▸ WHAT YOU HAVE TO DO
Without the pictures, reproduce the records that follow exactly.

— Begin LISTED ENTRIES —

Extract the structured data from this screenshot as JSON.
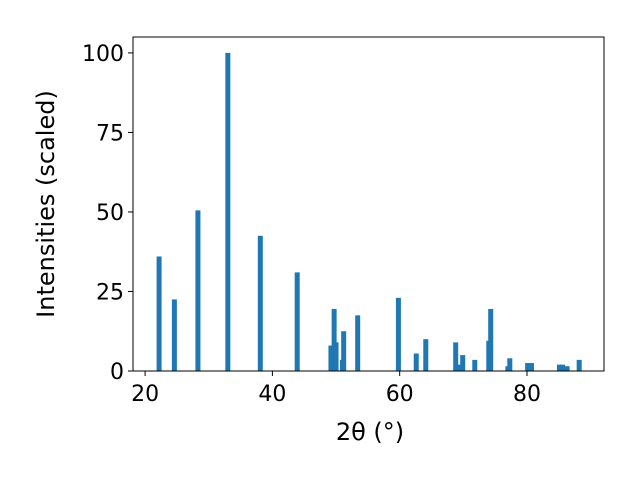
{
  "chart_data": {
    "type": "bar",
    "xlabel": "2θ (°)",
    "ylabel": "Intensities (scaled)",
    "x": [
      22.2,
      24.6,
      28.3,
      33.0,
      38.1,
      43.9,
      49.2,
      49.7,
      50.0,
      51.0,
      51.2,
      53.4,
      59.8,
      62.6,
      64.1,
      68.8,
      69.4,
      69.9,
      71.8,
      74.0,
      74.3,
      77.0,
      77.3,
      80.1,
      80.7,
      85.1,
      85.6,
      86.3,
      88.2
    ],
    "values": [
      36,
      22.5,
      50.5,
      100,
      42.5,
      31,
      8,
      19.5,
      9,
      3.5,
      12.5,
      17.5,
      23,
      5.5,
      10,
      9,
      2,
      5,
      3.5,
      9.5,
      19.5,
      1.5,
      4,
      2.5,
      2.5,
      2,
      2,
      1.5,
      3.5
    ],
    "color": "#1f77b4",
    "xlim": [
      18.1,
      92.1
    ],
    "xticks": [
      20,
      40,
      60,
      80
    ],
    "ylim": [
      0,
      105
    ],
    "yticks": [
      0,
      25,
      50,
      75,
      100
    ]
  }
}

— End LISTED ENTRIES —

▸ OUTPUT FOR THIS TASK
Extract the structured data from this screenshot as JSON.
{
  "chart_data": {
    "type": "bar",
    "xlabel": "2θ (°)",
    "ylabel": "Intensities (scaled)",
    "x": [
      22.2,
      24.6,
      28.3,
      33.0,
      38.1,
      43.9,
      49.2,
      49.7,
      50.0,
      51.0,
      51.2,
      53.4,
      59.8,
      62.6,
      64.1,
      68.8,
      69.4,
      69.9,
      71.8,
      74.0,
      74.3,
      77.0,
      77.3,
      80.1,
      80.7,
      85.1,
      85.6,
      86.3,
      88.2
    ],
    "values": [
      36,
      22.5,
      50.5,
      100,
      42.5,
      31,
      8,
      19.5,
      9,
      3.5,
      12.5,
      17.5,
      23,
      5.5,
      10,
      9,
      2,
      5,
      3.5,
      9.5,
      19.5,
      1.5,
      4,
      2.5,
      2.5,
      2,
      2,
      1.5,
      3.5
    ],
    "color": "#1f77b4",
    "xlim": [
      18.1,
      92.1
    ],
    "xticks": [
      20,
      40,
      60,
      80
    ],
    "ylim": [
      0,
      105
    ],
    "yticks": [
      0,
      25,
      50,
      75,
      100
    ]
  }
}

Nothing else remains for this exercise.